**Problem details**
Reproduce the listing verbatim from the line containing "Where are 18" down to the line containing "y-axis-title: Enerji ve", both lines included. Omit the picture placeholders.

**Dataset**
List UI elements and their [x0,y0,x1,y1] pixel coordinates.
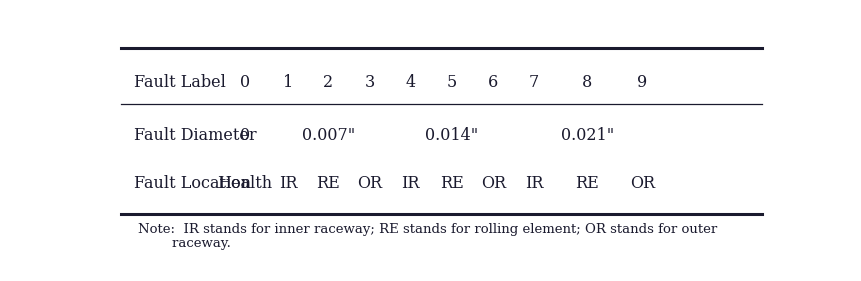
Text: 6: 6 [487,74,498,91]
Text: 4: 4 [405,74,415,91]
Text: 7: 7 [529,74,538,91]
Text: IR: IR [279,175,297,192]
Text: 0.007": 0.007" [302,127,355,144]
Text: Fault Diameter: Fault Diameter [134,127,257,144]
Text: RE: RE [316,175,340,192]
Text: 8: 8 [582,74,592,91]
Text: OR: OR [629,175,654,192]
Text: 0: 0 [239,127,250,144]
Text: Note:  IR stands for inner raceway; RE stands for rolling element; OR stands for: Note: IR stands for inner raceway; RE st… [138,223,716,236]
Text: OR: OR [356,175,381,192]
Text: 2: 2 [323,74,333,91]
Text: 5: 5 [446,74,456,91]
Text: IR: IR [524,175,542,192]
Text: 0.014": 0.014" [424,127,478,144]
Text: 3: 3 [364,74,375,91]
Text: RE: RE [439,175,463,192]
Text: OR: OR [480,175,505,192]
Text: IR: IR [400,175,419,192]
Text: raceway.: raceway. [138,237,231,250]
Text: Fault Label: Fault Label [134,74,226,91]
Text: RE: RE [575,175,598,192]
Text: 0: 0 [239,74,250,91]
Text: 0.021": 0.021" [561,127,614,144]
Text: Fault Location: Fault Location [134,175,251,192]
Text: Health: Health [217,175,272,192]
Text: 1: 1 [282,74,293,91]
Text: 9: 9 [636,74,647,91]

---

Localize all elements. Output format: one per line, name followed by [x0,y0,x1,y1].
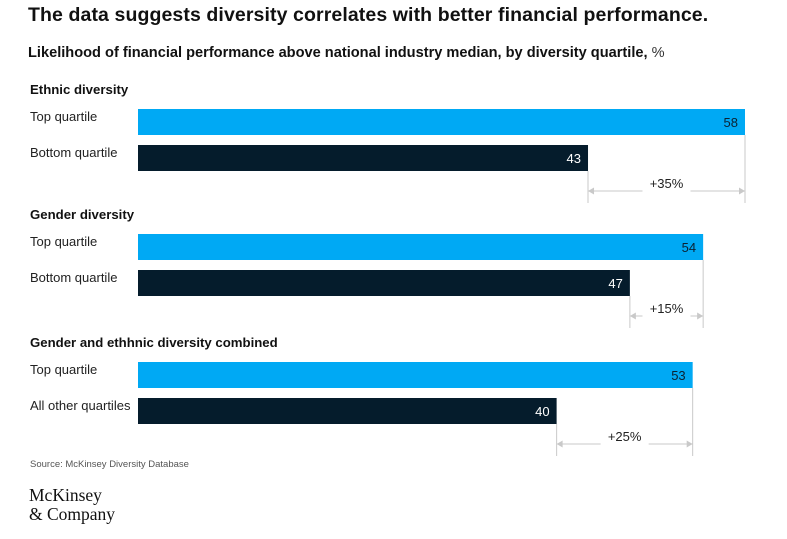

==

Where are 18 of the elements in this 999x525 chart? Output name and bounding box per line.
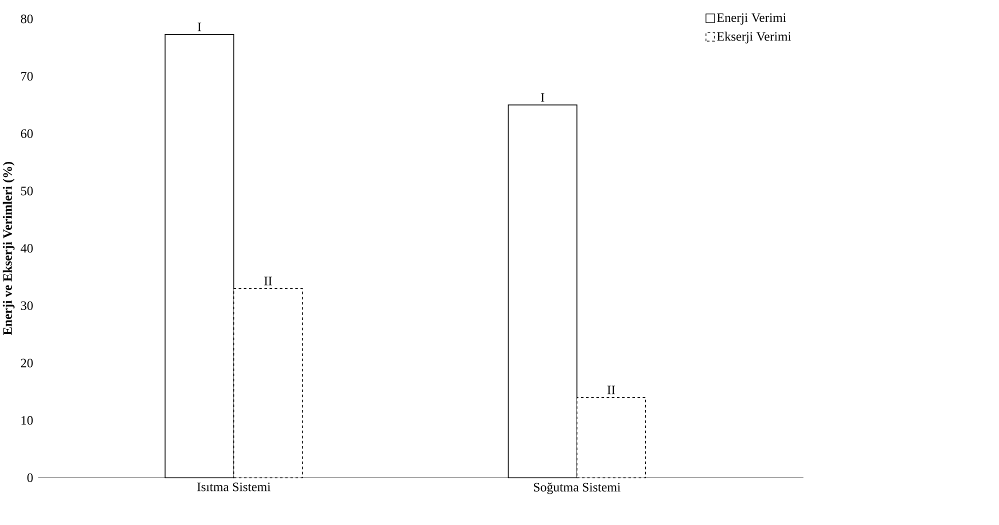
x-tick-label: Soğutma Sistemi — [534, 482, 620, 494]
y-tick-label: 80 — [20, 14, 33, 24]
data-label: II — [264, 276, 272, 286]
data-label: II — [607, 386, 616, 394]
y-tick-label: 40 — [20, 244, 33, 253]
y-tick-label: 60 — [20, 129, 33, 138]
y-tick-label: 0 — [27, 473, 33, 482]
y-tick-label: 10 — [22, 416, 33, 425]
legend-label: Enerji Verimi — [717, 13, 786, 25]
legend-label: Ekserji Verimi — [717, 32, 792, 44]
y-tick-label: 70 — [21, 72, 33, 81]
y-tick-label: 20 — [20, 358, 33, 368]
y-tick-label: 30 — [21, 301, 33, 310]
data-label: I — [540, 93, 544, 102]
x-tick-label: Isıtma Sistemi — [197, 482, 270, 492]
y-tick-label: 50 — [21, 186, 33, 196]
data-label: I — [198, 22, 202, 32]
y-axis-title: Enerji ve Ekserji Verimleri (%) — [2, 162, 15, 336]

**Output**
Where are 18 of the elements in this 999x525 chart? Output name and bounding box per line.
x-tick-label: Soğutma Sistemi — [534, 482, 620, 494]
y-tick-label: 80 — [20, 14, 33, 24]
data-label: II — [264, 276, 272, 286]
data-label: II — [607, 386, 616, 394]
y-tick-label: 40 — [20, 244, 33, 253]
y-tick-label: 60 — [20, 129, 33, 138]
y-tick-label: 0 — [27, 473, 33, 482]
y-tick-label: 10 — [22, 416, 33, 425]
legend-label: Enerji Verimi — [717, 13, 786, 25]
legend-label: Ekserji Verimi — [717, 32, 792, 44]
y-tick-label: 70 — [21, 72, 33, 81]
y-tick-label: 20 — [20, 358, 33, 368]
y-tick-label: 30 — [21, 301, 33, 310]
data-label: I — [540, 93, 544, 102]
x-tick-label: Isıtma Sistemi — [197, 482, 270, 492]
y-tick-label: 50 — [21, 186, 33, 196]
data-label: I — [198, 22, 202, 32]
y-axis-title: Enerji ve Ekserji Verimleri (%) — [2, 162, 15, 336]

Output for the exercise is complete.